** EXERCISE MATERIALS **
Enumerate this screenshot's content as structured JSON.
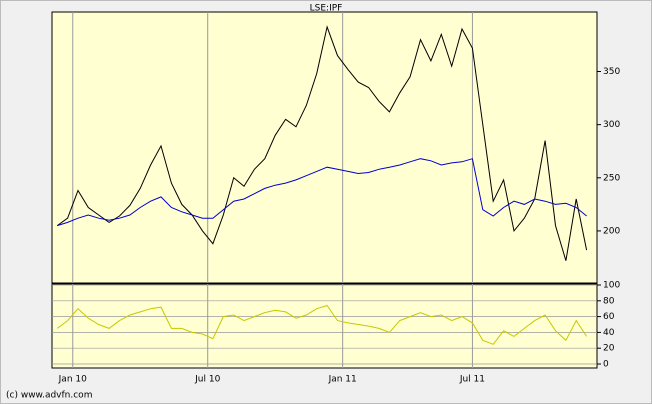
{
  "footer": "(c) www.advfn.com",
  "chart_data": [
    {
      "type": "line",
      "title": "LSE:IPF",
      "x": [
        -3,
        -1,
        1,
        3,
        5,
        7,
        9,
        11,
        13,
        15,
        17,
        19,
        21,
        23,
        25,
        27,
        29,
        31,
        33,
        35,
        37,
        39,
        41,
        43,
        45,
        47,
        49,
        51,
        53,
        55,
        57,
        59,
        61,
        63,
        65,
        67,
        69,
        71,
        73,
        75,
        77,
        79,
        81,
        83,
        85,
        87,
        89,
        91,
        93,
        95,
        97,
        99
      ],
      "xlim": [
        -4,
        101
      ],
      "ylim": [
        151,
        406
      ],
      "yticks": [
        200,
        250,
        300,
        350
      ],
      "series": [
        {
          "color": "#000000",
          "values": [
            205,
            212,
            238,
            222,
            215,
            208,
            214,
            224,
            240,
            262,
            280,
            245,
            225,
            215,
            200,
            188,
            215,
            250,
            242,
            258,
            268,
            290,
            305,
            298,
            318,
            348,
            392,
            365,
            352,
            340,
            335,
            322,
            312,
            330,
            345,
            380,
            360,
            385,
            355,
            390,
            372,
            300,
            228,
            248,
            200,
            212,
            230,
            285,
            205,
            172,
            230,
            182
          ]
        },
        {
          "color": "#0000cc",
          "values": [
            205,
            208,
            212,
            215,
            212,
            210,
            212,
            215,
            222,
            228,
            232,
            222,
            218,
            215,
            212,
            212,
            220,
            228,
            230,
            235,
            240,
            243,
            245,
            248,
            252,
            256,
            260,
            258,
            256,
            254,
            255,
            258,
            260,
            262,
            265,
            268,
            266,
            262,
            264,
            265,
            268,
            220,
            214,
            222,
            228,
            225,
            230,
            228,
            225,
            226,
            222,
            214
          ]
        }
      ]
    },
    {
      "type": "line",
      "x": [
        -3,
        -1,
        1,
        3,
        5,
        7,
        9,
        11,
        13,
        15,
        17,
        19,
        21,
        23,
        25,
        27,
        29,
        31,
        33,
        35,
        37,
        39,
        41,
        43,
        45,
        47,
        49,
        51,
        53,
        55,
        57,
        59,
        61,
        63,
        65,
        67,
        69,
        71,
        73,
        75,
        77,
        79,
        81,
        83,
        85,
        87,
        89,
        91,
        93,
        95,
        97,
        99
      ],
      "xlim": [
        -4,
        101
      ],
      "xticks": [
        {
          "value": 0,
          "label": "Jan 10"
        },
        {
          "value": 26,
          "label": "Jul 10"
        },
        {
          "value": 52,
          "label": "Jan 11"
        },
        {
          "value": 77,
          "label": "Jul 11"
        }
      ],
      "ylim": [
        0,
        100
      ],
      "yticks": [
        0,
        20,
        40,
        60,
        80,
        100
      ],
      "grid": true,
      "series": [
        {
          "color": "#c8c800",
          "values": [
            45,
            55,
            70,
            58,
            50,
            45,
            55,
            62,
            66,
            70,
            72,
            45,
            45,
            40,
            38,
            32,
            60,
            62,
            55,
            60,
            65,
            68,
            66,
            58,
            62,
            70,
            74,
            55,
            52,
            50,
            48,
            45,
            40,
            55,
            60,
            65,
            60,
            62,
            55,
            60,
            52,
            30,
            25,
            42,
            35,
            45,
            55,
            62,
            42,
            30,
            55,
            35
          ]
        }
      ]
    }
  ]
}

** GOAL **
Above are records to transcribe exactly; leave their pictures out.

** EXERCISE OUTPUT **
Enumerate this screenshot's content as structured JSON.
{
  "footer": "(c) www.advfn.com",
  "chart_data": [
    {
      "type": "line",
      "title": "LSE:IPF",
      "x": [
        -3,
        -1,
        1,
        3,
        5,
        7,
        9,
        11,
        13,
        15,
        17,
        19,
        21,
        23,
        25,
        27,
        29,
        31,
        33,
        35,
        37,
        39,
        41,
        43,
        45,
        47,
        49,
        51,
        53,
        55,
        57,
        59,
        61,
        63,
        65,
        67,
        69,
        71,
        73,
        75,
        77,
        79,
        81,
        83,
        85,
        87,
        89,
        91,
        93,
        95,
        97,
        99
      ],
      "xlim": [
        -4,
        101
      ],
      "ylim": [
        151,
        406
      ],
      "yticks": [
        200,
        250,
        300,
        350
      ],
      "series": [
        {
          "color": "#000000",
          "values": [
            205,
            212,
            238,
            222,
            215,
            208,
            214,
            224,
            240,
            262,
            280,
            245,
            225,
            215,
            200,
            188,
            215,
            250,
            242,
            258,
            268,
            290,
            305,
            298,
            318,
            348,
            392,
            365,
            352,
            340,
            335,
            322,
            312,
            330,
            345,
            380,
            360,
            385,
            355,
            390,
            372,
            300,
            228,
            248,
            200,
            212,
            230,
            285,
            205,
            172,
            230,
            182
          ]
        },
        {
          "color": "#0000cc",
          "values": [
            205,
            208,
            212,
            215,
            212,
            210,
            212,
            215,
            222,
            228,
            232,
            222,
            218,
            215,
            212,
            212,
            220,
            228,
            230,
            235,
            240,
            243,
            245,
            248,
            252,
            256,
            260,
            258,
            256,
            254,
            255,
            258,
            260,
            262,
            265,
            268,
            266,
            262,
            264,
            265,
            268,
            220,
            214,
            222,
            228,
            225,
            230,
            228,
            225,
            226,
            222,
            214
          ]
        }
      ]
    },
    {
      "type": "line",
      "x": [
        -3,
        -1,
        1,
        3,
        5,
        7,
        9,
        11,
        13,
        15,
        17,
        19,
        21,
        23,
        25,
        27,
        29,
        31,
        33,
        35,
        37,
        39,
        41,
        43,
        45,
        47,
        49,
        51,
        53,
        55,
        57,
        59,
        61,
        63,
        65,
        67,
        69,
        71,
        73,
        75,
        77,
        79,
        81,
        83,
        85,
        87,
        89,
        91,
        93,
        95,
        97,
        99
      ],
      "xlim": [
        -4,
        101
      ],
      "xticks": [
        {
          "value": 0,
          "label": "Jan 10"
        },
        {
          "value": 26,
          "label": "Jul 10"
        },
        {
          "value": 52,
          "label": "Jan 11"
        },
        {
          "value": 77,
          "label": "Jul 11"
        }
      ],
      "ylim": [
        0,
        100
      ],
      "yticks": [
        0,
        20,
        40,
        60,
        80,
        100
      ],
      "grid": true,
      "series": [
        {
          "color": "#c8c800",
          "values": [
            45,
            55,
            70,
            58,
            50,
            45,
            55,
            62,
            66,
            70,
            72,
            45,
            45,
            40,
            38,
            32,
            60,
            62,
            55,
            60,
            65,
            68,
            66,
            58,
            62,
            70,
            74,
            55,
            52,
            50,
            48,
            45,
            40,
            55,
            60,
            65,
            60,
            62,
            55,
            60,
            52,
            30,
            25,
            42,
            35,
            45,
            55,
            62,
            42,
            30,
            55,
            35
          ]
        }
      ]
    }
  ]
}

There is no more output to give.